__Work instructions__
Pick out all lines with the word "language" from the records that follow.

-- start Raw data --

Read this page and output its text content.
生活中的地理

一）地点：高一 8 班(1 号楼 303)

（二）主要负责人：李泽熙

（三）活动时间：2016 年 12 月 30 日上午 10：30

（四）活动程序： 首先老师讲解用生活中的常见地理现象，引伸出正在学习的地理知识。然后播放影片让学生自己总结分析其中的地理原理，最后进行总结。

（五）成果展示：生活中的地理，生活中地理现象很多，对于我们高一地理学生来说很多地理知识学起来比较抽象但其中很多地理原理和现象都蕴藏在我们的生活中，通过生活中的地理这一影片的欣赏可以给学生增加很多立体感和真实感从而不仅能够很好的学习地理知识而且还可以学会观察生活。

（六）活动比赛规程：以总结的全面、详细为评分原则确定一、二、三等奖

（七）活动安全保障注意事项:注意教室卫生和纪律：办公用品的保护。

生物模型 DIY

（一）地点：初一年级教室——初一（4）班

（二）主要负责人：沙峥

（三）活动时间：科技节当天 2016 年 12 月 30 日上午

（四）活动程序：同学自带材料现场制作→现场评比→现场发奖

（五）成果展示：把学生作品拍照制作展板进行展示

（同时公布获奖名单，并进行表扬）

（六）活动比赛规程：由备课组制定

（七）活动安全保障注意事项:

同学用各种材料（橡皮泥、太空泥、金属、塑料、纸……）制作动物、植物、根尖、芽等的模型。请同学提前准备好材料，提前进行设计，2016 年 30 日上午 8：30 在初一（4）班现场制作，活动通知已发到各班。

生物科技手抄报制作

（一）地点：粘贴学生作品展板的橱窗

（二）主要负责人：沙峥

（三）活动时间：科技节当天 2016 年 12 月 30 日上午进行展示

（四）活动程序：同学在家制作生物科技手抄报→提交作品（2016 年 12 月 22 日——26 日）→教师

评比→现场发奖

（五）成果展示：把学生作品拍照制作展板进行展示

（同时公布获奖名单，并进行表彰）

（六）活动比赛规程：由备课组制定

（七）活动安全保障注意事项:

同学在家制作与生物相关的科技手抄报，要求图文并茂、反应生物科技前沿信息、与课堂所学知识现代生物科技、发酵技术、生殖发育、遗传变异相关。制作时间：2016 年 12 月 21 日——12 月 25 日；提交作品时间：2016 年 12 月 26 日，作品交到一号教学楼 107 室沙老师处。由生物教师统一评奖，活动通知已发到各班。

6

-- end Raw data --
-- start Raw data --

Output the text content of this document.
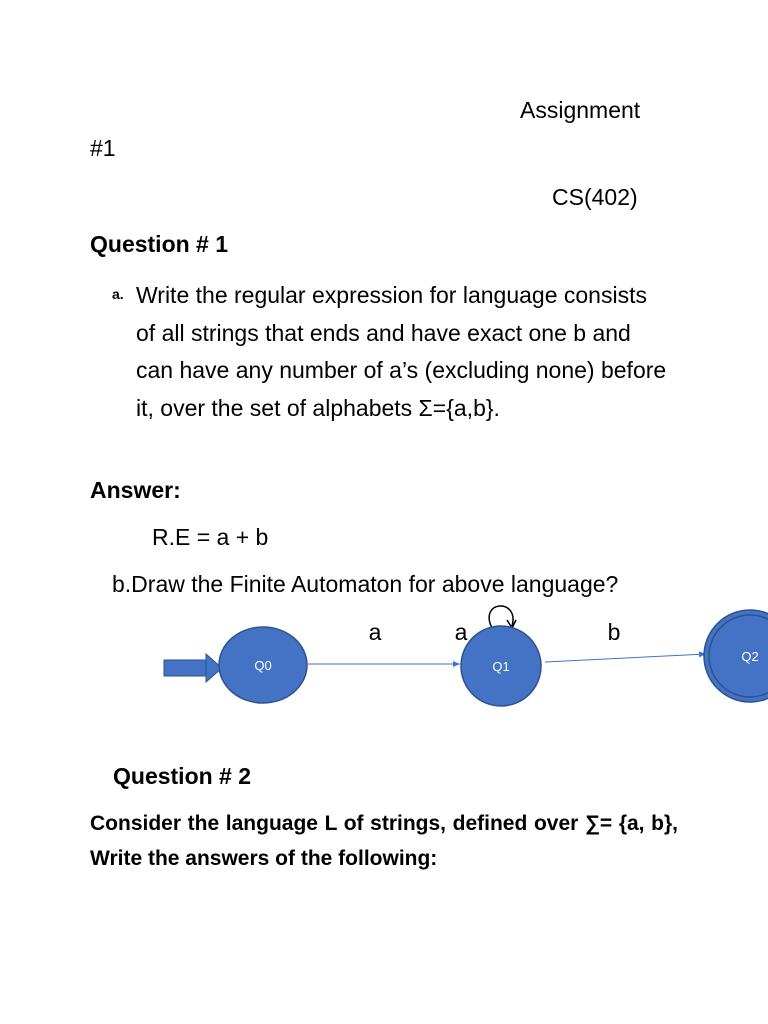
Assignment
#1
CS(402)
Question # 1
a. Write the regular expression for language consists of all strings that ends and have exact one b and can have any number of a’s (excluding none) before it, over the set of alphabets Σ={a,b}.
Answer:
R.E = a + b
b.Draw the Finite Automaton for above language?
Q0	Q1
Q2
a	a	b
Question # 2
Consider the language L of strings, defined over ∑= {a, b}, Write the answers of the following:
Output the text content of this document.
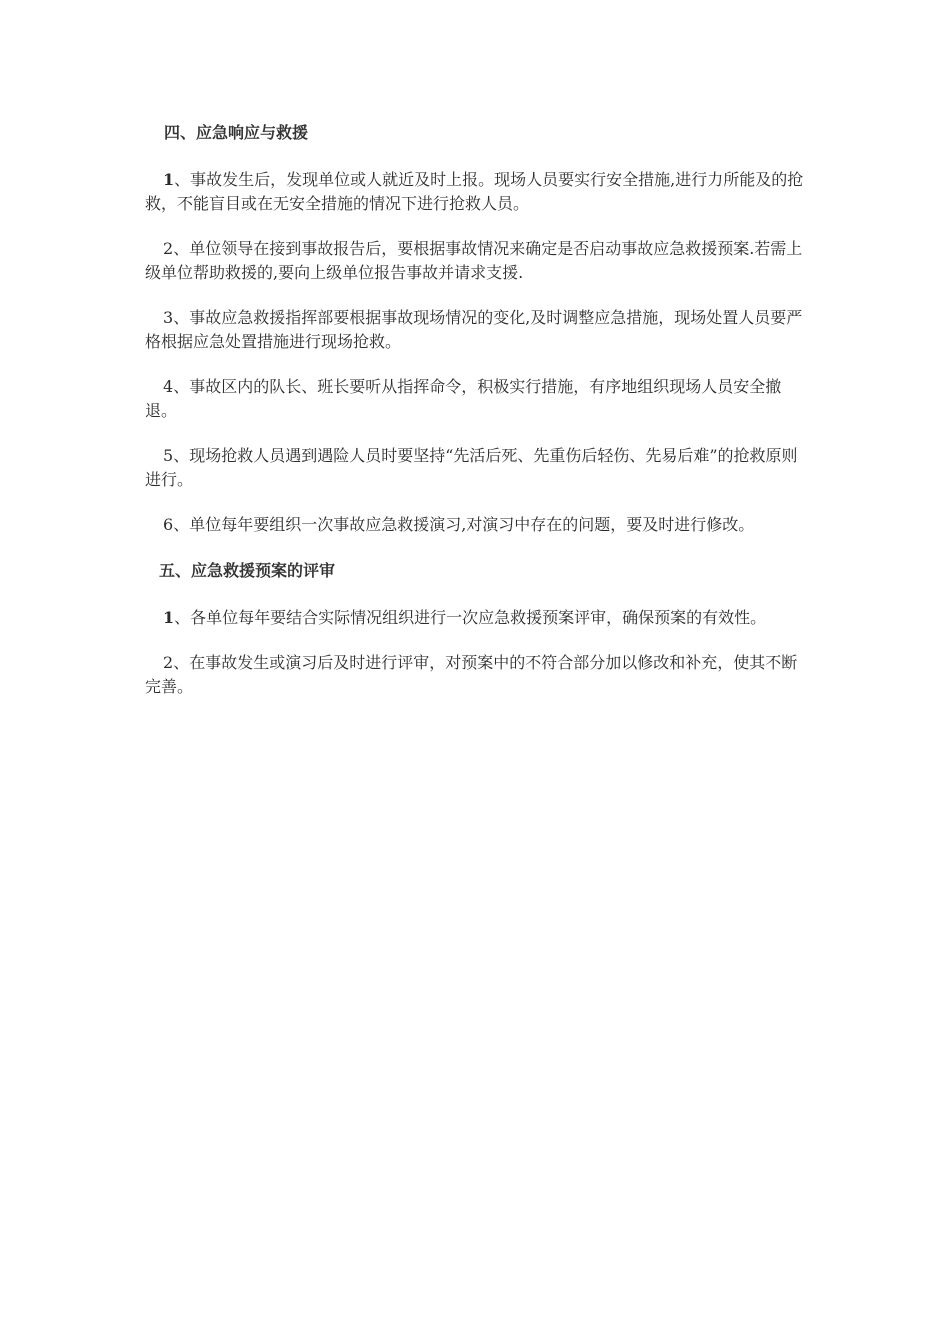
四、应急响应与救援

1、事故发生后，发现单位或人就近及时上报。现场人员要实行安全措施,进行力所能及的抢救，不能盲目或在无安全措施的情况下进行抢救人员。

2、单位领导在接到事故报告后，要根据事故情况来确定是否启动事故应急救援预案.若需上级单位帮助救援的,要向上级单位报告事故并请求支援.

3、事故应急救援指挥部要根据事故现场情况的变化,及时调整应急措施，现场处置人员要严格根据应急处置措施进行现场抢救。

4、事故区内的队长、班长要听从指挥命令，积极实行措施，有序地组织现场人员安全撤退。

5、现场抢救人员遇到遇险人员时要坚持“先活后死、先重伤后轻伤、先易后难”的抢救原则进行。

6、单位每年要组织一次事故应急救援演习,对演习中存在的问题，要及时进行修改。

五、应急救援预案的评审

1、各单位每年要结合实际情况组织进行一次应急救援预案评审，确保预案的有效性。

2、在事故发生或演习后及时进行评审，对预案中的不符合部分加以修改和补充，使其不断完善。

-- end Raw data --

__Full solution__
a. Write the regular expression for language consists of all strings that ends and have exact one b and can have any number of a’s (excluding none) before it, over the set of alphabets Σ={a,b}.
b.Draw the Finite Automaton for above language?
Consider the language L of strings, defined over ∑= {a, b}, Write the answers of the following:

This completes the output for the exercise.